Source data
— start —

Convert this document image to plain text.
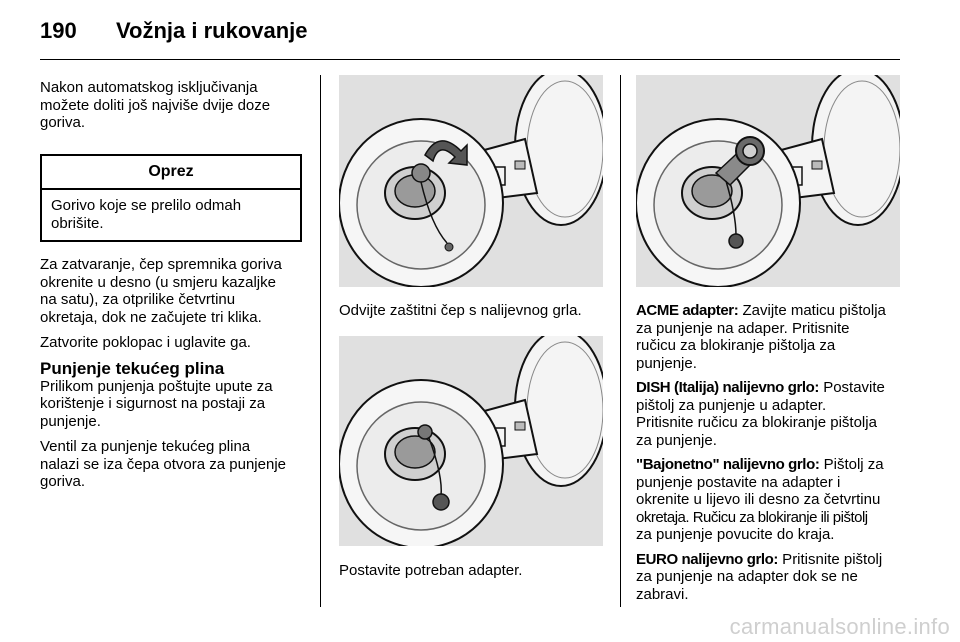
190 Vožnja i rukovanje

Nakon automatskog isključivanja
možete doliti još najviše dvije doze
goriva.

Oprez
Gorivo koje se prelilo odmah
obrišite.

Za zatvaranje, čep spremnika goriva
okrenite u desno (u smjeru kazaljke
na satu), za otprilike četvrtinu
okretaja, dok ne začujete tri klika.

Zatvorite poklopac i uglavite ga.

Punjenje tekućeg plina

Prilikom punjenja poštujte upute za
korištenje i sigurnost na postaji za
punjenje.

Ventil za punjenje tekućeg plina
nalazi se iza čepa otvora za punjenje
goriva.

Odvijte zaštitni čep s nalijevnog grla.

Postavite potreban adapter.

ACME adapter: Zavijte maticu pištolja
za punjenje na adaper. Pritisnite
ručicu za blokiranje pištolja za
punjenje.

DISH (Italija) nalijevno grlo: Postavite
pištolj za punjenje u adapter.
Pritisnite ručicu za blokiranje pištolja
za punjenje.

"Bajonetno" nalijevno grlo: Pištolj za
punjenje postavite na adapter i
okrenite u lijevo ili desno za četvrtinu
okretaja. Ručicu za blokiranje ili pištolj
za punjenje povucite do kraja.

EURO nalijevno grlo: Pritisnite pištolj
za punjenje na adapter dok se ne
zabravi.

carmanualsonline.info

— end —

--- EXERCISE ---
Your copy should repeat each entry above exactly but contain no pictures.

--- TASK SOLUTION ---
Convert this document image to plain text.
190 Vožnja i rukovanje

Nakon automatskog isključivanja
možete doliti još najviše dvije doze
goriva.

Oprez
Gorivo koje se prelilo odmah
obrišite.

Za zatvaranje, čep spremnika goriva
okrenite u desno (u smjeru kazaljke
na satu), za otprilike četvrtinu
okretaja, dok ne začujete tri klika.

Zatvorite poklopac i uglavite ga.

Punjenje tekućeg plina

Prilikom punjenja poštujte upute za
korištenje i sigurnost na postaji za
punjenje.

Ventil za punjenje tekućeg plina
nalazi se iza čepa otvora za punjenje
goriva.

Odvijte zaštitni čep s nalijevnog grla.

Postavite potreban adapter.

ACME adapter: Zavijte maticu pištolja
za punjenje na adaper. Pritisnite
ručicu za blokiranje pištolja za
punjenje.

DISH (Italija) nalijevno grlo: Postavite
pištolj za punjenje u adapter.
Pritisnite ručicu za blokiranje pištolja
za punjenje.

"Bajonetno" nalijevno grlo: Pištolj za
punjenje postavite na adapter i
okrenite u lijevo ili desno za četvrtinu
okretaja. Ručicu za blokiranje ili pištolj
za punjenje povucite do kraja.

EURO nalijevno grlo: Pritisnite pištolj
za punjenje na adapter dok se ne
zabravi.

carmanualsonline.info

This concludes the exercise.